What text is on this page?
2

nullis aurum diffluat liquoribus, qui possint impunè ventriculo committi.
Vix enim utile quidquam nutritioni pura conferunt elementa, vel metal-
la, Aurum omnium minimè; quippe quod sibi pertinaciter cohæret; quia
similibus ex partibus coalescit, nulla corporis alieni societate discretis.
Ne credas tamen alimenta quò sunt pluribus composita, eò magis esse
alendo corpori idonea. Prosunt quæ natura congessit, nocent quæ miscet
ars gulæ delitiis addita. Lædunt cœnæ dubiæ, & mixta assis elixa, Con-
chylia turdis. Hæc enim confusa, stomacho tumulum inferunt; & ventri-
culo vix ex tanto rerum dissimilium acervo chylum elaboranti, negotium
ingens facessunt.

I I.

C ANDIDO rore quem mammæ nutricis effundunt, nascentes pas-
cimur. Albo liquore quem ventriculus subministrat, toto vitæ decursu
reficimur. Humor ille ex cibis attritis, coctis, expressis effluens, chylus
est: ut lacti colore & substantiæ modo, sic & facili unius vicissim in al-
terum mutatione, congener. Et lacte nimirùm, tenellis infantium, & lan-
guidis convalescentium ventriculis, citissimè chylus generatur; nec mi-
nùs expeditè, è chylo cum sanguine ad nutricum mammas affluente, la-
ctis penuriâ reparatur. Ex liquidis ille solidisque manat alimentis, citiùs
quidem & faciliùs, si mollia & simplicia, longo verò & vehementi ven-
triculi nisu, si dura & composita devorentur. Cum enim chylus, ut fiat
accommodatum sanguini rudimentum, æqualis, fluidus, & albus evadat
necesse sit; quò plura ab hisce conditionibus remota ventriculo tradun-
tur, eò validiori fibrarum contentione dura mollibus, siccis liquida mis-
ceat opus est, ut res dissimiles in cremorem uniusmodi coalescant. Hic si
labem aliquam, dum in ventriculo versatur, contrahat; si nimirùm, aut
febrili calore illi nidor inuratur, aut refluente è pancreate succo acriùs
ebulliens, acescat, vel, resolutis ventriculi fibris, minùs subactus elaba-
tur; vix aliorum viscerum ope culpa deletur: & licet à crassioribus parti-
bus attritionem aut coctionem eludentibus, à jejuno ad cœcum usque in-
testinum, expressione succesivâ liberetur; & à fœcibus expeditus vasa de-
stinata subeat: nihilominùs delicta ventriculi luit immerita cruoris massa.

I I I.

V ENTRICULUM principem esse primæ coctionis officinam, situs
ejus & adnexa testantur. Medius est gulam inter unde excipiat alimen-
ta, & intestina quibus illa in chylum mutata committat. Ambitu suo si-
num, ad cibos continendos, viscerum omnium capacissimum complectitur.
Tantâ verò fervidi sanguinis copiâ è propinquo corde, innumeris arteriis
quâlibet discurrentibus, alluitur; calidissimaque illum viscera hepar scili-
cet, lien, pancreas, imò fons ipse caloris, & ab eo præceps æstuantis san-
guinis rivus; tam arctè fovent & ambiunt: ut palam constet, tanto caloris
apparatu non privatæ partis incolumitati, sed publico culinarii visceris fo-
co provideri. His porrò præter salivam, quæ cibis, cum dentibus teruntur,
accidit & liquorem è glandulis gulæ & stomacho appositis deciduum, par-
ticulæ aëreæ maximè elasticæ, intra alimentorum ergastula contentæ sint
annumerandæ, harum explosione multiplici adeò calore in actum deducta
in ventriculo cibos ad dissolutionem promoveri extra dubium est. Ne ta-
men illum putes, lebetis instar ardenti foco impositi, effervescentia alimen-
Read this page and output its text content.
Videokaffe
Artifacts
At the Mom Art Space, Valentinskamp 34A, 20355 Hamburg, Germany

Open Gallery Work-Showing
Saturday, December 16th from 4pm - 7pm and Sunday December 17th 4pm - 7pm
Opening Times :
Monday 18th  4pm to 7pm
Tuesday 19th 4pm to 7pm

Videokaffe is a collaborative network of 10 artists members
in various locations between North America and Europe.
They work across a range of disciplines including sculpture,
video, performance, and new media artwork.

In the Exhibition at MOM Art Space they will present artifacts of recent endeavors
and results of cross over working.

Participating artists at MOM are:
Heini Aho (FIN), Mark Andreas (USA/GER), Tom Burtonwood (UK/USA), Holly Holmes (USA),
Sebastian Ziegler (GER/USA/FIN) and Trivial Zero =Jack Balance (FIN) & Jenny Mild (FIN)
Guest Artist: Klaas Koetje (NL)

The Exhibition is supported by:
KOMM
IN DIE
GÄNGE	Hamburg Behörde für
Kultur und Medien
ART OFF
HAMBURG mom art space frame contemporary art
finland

• [EXERCISE DETAILS]: Report all lines of the material that contain the word "this".

• [COMPLETE RESPONSE]:
What text is on this page?
Read this page and output its text content.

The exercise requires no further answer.